Data to process |
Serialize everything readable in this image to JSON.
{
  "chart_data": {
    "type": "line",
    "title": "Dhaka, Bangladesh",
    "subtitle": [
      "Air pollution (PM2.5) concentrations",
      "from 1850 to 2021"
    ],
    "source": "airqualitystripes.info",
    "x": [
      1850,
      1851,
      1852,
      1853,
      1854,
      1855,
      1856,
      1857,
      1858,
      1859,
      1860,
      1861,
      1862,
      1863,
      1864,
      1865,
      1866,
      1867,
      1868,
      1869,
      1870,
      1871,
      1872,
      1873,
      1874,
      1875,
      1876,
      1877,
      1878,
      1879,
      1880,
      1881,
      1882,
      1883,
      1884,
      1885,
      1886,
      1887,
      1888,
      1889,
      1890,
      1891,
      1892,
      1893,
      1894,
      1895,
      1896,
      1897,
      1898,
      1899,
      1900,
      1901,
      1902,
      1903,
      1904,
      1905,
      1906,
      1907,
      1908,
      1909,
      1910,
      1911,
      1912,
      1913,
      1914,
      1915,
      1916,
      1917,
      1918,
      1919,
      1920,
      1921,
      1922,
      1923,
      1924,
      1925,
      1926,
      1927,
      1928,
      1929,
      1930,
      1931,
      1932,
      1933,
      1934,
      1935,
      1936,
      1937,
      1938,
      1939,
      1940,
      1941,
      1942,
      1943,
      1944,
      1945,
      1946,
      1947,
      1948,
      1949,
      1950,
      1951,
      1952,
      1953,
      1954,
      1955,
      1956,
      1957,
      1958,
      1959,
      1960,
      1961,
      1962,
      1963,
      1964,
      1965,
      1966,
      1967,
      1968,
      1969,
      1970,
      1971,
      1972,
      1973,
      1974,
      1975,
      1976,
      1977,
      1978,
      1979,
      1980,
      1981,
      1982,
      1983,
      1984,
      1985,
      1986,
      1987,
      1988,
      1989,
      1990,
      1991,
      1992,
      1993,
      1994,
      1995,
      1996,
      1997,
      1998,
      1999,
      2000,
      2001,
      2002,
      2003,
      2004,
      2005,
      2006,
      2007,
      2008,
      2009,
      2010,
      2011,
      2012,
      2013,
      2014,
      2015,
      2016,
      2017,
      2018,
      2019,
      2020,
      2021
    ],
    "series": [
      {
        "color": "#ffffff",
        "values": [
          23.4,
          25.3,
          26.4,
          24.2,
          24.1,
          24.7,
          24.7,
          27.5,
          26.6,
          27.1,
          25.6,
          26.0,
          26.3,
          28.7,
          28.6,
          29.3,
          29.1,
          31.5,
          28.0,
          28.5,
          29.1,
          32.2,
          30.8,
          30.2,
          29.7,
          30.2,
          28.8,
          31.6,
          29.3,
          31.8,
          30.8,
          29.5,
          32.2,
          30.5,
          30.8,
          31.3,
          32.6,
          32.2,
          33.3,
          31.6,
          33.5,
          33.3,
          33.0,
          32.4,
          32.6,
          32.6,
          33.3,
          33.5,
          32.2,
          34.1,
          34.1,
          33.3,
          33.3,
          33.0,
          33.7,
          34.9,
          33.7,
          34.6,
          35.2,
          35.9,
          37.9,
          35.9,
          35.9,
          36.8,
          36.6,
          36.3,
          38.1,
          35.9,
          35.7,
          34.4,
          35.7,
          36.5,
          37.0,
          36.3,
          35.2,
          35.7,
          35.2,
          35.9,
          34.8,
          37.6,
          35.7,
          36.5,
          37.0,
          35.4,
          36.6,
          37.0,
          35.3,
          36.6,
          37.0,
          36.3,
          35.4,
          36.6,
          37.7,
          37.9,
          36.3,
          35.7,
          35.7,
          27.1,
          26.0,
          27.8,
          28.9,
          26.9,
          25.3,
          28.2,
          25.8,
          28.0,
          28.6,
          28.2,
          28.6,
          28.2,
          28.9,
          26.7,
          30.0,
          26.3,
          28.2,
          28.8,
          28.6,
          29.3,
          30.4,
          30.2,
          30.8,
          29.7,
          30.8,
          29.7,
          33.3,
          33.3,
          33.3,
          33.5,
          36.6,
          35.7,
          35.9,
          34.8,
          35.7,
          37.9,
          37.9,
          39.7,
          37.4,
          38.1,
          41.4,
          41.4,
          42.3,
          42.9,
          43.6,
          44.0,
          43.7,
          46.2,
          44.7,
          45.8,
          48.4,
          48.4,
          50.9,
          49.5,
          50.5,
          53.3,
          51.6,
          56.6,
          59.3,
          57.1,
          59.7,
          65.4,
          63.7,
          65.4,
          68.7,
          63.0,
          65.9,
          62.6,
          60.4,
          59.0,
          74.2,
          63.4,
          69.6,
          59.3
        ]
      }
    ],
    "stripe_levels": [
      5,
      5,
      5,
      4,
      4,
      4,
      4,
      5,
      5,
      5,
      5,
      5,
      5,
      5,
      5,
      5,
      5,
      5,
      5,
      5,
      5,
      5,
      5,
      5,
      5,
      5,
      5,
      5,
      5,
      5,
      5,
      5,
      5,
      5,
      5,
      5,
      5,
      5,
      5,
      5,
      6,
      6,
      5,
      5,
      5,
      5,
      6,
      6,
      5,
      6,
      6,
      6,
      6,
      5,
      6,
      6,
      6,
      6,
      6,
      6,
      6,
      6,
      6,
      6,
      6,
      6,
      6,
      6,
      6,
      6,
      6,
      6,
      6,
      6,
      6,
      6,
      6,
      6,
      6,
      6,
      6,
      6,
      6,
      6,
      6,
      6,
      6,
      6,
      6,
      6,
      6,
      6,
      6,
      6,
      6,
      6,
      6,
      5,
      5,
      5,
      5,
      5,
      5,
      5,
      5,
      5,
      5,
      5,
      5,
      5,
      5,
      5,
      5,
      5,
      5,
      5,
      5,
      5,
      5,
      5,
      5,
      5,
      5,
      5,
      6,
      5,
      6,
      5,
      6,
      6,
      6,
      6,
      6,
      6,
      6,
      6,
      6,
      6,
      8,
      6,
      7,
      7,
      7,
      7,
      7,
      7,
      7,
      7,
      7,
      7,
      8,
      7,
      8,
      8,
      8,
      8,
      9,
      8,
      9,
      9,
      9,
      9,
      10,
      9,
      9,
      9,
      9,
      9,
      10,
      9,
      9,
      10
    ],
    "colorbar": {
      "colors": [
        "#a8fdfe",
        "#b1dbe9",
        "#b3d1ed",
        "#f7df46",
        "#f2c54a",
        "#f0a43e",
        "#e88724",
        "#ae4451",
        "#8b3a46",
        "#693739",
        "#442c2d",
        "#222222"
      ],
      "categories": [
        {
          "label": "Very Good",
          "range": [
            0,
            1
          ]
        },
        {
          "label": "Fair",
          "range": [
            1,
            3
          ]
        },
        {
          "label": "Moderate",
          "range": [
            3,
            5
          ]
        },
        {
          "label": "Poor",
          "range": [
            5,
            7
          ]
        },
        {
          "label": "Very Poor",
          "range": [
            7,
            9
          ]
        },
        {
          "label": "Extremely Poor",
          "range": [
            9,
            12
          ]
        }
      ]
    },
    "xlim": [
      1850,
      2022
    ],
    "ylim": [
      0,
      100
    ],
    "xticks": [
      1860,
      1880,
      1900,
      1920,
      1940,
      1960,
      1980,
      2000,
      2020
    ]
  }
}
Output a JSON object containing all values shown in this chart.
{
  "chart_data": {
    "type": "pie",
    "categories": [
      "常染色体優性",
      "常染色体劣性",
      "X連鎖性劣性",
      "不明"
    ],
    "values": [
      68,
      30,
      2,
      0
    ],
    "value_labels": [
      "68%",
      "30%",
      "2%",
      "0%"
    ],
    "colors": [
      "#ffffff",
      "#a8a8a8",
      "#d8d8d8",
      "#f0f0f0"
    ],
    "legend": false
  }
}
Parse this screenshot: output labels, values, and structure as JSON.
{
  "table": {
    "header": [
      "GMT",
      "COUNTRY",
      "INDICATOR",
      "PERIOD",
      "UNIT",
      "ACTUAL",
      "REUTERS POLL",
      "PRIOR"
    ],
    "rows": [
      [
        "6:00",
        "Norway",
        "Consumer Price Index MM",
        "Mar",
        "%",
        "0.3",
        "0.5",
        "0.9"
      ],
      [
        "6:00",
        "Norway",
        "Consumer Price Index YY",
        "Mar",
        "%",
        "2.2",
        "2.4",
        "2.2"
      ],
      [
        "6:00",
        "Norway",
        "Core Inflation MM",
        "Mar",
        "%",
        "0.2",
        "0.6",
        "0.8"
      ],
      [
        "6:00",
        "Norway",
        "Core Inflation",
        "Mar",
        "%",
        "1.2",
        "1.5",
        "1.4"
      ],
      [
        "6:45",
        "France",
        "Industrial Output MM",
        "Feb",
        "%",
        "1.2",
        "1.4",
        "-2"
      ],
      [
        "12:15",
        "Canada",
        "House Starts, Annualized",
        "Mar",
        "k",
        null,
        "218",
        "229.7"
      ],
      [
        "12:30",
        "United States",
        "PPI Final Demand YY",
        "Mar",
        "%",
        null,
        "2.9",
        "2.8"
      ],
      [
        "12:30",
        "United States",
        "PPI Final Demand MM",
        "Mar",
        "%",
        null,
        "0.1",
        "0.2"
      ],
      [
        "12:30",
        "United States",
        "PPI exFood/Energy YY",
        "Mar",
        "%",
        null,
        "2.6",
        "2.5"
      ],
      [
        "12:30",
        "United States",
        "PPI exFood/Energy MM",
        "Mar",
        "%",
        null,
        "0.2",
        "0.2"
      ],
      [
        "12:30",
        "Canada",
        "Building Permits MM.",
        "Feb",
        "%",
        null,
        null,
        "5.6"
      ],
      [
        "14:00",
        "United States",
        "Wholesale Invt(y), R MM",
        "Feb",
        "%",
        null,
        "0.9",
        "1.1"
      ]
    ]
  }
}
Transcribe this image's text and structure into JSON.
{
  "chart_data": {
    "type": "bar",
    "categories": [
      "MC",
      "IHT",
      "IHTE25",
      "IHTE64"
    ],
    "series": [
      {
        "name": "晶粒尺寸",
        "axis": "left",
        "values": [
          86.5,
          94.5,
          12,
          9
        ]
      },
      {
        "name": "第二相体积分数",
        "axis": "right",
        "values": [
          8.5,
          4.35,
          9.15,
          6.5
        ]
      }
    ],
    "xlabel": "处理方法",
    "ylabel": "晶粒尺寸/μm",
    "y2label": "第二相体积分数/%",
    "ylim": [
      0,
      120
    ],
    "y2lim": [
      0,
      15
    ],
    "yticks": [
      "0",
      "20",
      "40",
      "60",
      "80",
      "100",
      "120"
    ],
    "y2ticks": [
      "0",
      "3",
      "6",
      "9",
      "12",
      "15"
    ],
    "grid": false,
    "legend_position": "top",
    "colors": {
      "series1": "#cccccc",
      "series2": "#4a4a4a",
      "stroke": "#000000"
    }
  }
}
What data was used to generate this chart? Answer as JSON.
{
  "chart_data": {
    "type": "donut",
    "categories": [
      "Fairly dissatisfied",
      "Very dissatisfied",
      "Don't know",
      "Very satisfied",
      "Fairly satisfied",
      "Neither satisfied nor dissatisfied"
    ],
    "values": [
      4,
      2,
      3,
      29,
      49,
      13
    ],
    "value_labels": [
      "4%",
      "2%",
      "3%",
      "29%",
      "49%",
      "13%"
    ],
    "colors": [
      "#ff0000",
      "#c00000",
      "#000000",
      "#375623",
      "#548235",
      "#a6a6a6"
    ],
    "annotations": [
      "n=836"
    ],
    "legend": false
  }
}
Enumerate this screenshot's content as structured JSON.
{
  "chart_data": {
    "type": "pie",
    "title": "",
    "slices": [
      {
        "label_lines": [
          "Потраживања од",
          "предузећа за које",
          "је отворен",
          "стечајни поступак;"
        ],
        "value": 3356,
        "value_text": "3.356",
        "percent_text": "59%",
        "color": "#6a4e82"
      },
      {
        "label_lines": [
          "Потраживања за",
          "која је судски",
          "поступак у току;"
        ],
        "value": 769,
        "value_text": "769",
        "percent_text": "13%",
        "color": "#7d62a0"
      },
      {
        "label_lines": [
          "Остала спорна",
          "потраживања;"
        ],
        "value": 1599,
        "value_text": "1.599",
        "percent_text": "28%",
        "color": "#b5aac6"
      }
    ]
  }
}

Exercise description |
Report how many lines of the listing above include the word "Consumer". Say nothing but the number.

Answer to the exercise |
2